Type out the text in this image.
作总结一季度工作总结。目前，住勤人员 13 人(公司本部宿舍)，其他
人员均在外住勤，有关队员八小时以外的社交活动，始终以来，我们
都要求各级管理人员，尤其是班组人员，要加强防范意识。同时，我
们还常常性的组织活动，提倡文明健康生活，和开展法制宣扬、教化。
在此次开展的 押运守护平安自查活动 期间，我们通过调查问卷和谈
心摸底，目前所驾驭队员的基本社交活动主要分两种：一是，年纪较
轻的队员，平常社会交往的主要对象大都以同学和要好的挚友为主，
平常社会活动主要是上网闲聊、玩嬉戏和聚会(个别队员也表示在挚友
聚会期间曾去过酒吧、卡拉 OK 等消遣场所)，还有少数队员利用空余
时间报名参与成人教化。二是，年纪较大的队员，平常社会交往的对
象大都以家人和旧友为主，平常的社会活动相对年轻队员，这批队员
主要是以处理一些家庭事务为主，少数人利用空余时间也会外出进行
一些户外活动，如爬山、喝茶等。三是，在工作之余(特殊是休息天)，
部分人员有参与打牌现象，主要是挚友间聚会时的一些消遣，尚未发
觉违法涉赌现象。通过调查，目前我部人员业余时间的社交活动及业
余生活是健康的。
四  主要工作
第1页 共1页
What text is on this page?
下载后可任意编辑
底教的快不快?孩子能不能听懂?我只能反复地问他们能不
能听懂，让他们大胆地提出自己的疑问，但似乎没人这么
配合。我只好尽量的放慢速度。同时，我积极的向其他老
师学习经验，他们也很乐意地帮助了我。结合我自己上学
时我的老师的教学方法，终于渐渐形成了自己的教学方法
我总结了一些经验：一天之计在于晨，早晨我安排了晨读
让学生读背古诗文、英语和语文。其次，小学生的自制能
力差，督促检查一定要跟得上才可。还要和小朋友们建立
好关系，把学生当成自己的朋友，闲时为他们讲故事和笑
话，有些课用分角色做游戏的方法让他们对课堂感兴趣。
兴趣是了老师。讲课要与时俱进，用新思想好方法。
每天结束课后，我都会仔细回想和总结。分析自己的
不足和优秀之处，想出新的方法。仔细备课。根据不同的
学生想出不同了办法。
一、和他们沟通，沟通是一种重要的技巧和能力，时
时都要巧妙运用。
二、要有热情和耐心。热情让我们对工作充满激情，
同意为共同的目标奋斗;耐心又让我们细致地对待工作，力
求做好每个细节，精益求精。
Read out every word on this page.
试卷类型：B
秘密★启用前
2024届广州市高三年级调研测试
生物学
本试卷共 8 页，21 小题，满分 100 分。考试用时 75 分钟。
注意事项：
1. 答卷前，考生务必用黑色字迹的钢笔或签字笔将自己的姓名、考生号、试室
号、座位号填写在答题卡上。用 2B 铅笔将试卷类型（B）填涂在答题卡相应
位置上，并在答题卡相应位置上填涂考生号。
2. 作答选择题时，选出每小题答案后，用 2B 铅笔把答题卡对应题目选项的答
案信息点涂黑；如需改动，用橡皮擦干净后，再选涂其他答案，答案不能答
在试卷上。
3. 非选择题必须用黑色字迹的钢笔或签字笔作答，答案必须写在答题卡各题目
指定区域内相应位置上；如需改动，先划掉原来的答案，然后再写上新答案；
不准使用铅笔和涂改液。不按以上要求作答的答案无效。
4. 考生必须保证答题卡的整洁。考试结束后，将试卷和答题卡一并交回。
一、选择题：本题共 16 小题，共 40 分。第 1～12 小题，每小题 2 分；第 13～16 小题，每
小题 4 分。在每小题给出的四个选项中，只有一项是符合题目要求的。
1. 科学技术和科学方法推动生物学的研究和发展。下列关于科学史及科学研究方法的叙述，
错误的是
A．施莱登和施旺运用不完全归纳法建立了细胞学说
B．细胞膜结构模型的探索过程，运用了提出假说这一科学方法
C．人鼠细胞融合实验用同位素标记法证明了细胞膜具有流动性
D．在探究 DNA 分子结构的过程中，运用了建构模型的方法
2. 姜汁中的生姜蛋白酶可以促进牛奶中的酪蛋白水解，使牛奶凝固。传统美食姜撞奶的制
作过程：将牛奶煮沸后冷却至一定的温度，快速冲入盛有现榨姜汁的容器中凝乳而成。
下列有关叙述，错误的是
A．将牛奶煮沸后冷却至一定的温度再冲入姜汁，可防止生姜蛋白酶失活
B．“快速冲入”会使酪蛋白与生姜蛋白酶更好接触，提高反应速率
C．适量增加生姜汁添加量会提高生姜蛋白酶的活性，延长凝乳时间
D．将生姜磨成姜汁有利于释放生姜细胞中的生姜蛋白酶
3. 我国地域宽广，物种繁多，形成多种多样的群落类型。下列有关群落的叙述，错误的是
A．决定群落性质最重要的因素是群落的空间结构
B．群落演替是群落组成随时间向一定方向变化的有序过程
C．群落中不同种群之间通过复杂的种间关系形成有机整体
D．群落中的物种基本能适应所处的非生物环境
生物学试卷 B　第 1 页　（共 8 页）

^^^^^^^^

▶ _Set problem_
The whole listing above needs to be written out again exactly.

▶ _Answer to this problem_
Type out the text in this image.
作总结一季度工作总结。目前，住勤人员 13 人(公司本部宿舍)，其他
人员均在外住勤，有关队员八小时以外的社交活动，始终以来，我们
都要求各级管理人员，尤其是班组人员，要加强防范意识。同时，我
们还常常性的组织活动，提倡文明健康生活，和开展法制宣扬、教化。
在此次开展的 押运守护平安自查活动 期间，我们通过调查问卷和谈
心摸底，目前所驾驭队员的基本社交活动主要分两种：一是，年纪较
轻的队员，平常社会交往的主要对象大都以同学和要好的挚友为主，
平常社会活动主要是上网闲聊、玩嬉戏和聚会(个别队员也表示在挚友
聚会期间曾去过酒吧、卡拉 OK 等消遣场所)，还有少数队员利用空余
时间报名参与成人教化。二是，年纪较大的队员，平常社会交往的对
象大都以家人和旧友为主，平常的社会活动相对年轻队员，这批队员
主要是以处理一些家庭事务为主，少数人利用空余时间也会外出进行
一些户外活动，如爬山、喝茶等。三是，在工作之余(特殊是休息天)，
部分人员有参与打牌现象，主要是挚友间聚会时的一些消遣，尚未发
觉违法涉赌现象。通过调查，目前我部人员业余时间的社交活动及业
余生活是健康的。
四  主要工作
第1页 共1页
What text is on this page?
下载后可任意编辑
底教的快不快?孩子能不能听懂?我只能反复地问他们能不
能听懂，让他们大胆地提出自己的疑问，但似乎没人这么
配合。我只好尽量的放慢速度。同时，我积极的向其他老
师学习经验，他们也很乐意地帮助了我。结合我自己上学
时我的老师的教学方法，终于渐渐形成了自己的教学方法
我总结了一些经验：一天之计在于晨，早晨我安排了晨读
让学生读背古诗文、英语和语文。其次，小学生的自制能
力差，督促检查一定要跟得上才可。还要和小朋友们建立
好关系，把学生当成自己的朋友，闲时为他们讲故事和笑
话，有些课用分角色做游戏的方法让他们对课堂感兴趣。
兴趣是了老师。讲课要与时俱进，用新思想好方法。
每天结束课后，我都会仔细回想和总结。分析自己的
不足和优秀之处，想出新的方法。仔细备课。根据不同的
学生想出不同了办法。
一、和他们沟通，沟通是一种重要的技巧和能力，时
时都要巧妙运用。
二、要有热情和耐心。热情让我们对工作充满激情，
同意为共同的目标奋斗;耐心又让我们细致地对待工作，力
求做好每个细节，精益求精。
Read out every word on this page.
试卷类型：B
秘密★启用前
2024届广州市高三年级调研测试
生物学
本试卷共 8 页，21 小题，满分 100 分。考试用时 75 分钟。
注意事项：
1. 答卷前，考生务必用黑色字迹的钢笔或签字笔将自己的姓名、考生号、试室
号、座位号填写在答题卡上。用 2B 铅笔将试卷类型（B）填涂在答题卡相应
位置上，并在答题卡相应位置上填涂考生号。
2. 作答选择题时，选出每小题答案后，用 2B 铅笔把答题卡对应题目选项的答
案信息点涂黑；如需改动，用橡皮擦干净后，再选涂其他答案，答案不能答
在试卷上。
3. 非选择题必须用黑色字迹的钢笔或签字笔作答，答案必须写在答题卡各题目
指定区域内相应位置上；如需改动，先划掉原来的答案，然后再写上新答案；
不准使用铅笔和涂改液。不按以上要求作答的答案无效。
4. 考生必须保证答题卡的整洁。考试结束后，将试卷和答题卡一并交回。
一、选择题：本题共 16 小题，共 40 分。第 1～12 小题，每小题 2 分；第 13～16 小题，每
小题 4 分。在每小题给出的四个选项中，只有一项是符合题目要求的。
1. 科学技术和科学方法推动生物学的研究和发展。下列关于科学史及科学研究方法的叙述，
错误的是
A．施莱登和施旺运用不完全归纳法建立了细胞学说
B．细胞膜结构模型的探索过程，运用了提出假说这一科学方法
C．人鼠细胞融合实验用同位素标记法证明了细胞膜具有流动性
D．在探究 DNA 分子结构的过程中，运用了建构模型的方法
2. 姜汁中的生姜蛋白酶可以促进牛奶中的酪蛋白水解，使牛奶凝固。传统美食姜撞奶的制
作过程：将牛奶煮沸后冷却至一定的温度，快速冲入盛有现榨姜汁的容器中凝乳而成。
下列有关叙述，错误的是
A．将牛奶煮沸后冷却至一定的温度再冲入姜汁，可防止生姜蛋白酶失活
B．“快速冲入”会使酪蛋白与生姜蛋白酶更好接触，提高反应速率
C．适量增加生姜汁添加量会提高生姜蛋白酶的活性，延长凝乳时间
D．将生姜磨成姜汁有利于释放生姜细胞中的生姜蛋白酶
3. 我国地域宽广，物种繁多，形成多种多样的群落类型。下列有关群落的叙述，错误的是
A．决定群落性质最重要的因素是群落的空间结构
B．群落演替是群落组成随时间向一定方向变化的有序过程
C．群落中不同种群之间通过复杂的种间关系形成有机整体
D．群落中的物种基本能适应所处的非生物环境
生物学试卷 B　第 1 页　（共 8 页）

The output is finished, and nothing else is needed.